[Dataset items]
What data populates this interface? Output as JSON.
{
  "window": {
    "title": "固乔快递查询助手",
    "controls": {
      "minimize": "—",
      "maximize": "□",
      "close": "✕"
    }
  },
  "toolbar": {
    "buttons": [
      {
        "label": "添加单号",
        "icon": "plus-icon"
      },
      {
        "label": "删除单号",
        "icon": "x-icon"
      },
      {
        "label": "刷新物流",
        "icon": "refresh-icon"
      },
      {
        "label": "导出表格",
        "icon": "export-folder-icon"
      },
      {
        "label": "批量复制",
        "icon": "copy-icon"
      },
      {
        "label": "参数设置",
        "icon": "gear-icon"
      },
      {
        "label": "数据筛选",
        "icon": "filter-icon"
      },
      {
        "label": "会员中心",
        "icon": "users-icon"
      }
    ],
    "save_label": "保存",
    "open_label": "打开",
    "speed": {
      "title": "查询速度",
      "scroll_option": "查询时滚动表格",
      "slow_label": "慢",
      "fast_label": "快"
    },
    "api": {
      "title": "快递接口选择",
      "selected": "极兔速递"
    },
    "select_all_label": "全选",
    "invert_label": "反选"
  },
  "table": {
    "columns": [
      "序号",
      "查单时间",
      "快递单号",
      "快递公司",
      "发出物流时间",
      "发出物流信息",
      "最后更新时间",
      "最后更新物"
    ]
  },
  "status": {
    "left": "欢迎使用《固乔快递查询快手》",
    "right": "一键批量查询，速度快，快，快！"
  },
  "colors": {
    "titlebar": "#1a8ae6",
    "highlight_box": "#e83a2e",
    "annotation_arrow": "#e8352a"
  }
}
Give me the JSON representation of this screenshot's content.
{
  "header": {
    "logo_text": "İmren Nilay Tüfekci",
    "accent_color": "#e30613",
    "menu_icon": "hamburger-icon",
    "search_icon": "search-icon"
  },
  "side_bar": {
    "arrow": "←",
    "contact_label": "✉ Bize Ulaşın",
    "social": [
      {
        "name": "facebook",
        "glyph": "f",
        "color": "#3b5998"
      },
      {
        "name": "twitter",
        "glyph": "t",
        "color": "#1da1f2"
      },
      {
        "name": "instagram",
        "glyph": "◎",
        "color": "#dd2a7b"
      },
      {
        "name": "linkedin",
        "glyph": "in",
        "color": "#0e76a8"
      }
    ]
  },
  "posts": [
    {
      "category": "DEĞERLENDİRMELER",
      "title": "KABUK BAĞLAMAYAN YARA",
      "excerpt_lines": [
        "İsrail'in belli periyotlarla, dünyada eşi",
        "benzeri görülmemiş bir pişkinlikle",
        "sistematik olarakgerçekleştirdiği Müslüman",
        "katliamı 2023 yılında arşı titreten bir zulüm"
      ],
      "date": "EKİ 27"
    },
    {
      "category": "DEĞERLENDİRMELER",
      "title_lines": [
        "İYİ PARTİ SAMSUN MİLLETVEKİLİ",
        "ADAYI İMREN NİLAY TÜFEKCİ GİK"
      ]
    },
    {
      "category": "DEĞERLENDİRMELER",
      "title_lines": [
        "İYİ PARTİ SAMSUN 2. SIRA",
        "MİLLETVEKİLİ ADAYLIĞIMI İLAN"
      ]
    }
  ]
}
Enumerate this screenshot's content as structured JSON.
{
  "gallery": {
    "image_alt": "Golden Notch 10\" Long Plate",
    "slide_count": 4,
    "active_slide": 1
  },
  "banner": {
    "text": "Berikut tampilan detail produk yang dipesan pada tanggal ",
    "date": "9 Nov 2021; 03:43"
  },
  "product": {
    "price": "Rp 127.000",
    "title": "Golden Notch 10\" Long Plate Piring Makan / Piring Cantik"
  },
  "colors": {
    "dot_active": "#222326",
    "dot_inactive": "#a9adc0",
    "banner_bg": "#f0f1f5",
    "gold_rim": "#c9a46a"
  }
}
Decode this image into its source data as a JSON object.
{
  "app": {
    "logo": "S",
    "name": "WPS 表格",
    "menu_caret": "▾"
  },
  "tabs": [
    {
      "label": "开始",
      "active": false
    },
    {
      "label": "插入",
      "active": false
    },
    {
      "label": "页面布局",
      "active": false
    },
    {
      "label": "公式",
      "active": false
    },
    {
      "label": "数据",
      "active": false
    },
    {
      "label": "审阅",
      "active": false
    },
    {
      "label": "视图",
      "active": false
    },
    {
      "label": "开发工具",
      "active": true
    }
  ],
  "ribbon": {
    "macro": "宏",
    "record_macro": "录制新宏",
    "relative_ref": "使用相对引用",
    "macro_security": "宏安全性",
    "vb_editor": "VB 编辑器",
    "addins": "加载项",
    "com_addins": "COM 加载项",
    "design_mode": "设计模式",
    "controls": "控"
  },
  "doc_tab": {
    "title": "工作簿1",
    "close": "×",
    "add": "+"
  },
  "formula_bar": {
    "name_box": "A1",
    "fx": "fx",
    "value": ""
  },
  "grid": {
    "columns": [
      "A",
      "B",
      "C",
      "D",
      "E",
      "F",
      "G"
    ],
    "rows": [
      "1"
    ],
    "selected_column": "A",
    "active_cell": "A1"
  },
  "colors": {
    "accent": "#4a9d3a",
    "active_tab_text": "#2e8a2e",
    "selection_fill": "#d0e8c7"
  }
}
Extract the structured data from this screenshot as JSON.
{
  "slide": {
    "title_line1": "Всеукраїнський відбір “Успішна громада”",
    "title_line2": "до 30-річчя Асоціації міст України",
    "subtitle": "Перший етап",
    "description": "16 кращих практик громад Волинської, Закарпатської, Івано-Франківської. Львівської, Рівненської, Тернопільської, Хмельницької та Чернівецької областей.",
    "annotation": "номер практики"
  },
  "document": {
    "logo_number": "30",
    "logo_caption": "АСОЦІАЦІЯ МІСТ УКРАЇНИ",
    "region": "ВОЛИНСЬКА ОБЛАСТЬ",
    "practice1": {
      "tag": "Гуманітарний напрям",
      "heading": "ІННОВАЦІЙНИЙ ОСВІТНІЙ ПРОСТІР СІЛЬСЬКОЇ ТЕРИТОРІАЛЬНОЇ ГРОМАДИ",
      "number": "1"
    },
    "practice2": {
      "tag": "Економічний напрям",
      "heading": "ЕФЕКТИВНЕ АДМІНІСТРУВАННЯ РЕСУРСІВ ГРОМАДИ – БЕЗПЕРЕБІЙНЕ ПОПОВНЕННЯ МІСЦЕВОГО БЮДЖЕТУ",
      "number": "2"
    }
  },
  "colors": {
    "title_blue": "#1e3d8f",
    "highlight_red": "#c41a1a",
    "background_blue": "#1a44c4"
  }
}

# DIRECTION:
In the listing above, locate each line with "PARTİ" and copy it.

# RESPONSE TO THE TASK:
        "İYİ PARTİ SAMSUN MİLLETVEKİLİ",
        "İYİ PARTİ SAMSUN 2. SIRA",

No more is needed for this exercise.